### [Required work]
Below are the records. Gather each line that holds "books".

### [Dataset records]
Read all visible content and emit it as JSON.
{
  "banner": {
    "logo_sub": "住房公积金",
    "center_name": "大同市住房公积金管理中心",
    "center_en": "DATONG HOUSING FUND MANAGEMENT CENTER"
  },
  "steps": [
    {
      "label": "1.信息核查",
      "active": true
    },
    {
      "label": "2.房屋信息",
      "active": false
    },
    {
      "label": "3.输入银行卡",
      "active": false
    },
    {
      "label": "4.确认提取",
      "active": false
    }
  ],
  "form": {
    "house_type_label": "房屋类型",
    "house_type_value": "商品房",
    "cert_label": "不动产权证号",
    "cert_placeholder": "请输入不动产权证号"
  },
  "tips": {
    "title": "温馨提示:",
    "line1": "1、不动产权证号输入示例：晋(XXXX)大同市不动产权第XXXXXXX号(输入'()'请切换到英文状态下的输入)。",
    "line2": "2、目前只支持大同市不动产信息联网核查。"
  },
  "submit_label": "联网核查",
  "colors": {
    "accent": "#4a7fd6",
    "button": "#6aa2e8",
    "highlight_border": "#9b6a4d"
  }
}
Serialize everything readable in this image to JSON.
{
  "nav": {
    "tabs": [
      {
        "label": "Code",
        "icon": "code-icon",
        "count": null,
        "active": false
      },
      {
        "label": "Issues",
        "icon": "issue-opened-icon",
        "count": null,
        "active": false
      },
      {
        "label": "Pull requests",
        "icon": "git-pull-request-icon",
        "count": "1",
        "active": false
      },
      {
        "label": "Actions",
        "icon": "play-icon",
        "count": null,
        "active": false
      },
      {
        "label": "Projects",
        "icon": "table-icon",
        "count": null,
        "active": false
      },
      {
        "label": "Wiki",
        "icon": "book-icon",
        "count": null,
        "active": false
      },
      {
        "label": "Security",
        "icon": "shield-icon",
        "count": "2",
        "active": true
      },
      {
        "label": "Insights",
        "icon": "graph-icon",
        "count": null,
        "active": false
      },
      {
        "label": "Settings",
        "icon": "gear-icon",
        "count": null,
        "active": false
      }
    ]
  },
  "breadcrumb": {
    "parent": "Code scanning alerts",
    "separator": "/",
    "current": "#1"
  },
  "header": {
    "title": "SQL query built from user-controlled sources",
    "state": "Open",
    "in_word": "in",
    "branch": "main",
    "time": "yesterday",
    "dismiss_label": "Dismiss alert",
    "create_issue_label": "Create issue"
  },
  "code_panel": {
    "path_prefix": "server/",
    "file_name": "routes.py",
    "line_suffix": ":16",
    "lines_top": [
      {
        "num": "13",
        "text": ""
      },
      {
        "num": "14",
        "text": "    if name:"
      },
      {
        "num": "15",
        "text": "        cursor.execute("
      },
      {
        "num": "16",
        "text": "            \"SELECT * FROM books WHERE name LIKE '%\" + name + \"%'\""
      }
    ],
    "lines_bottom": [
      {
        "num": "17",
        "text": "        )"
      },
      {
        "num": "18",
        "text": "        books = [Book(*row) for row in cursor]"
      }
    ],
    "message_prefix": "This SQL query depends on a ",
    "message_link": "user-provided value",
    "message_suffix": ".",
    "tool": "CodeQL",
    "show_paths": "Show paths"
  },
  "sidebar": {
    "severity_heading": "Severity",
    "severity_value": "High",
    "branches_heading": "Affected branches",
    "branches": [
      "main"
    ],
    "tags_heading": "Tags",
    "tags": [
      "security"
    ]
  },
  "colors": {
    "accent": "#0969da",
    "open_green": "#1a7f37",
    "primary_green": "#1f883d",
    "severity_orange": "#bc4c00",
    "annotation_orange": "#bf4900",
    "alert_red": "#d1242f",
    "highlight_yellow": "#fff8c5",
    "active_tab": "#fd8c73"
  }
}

### [Solution for this exercise]
        "text": "            \"SELECT * FROM books WHERE name LIKE '%\" + name + \"%'\""
        "text": "        books = [Book(*row) for row in cursor]"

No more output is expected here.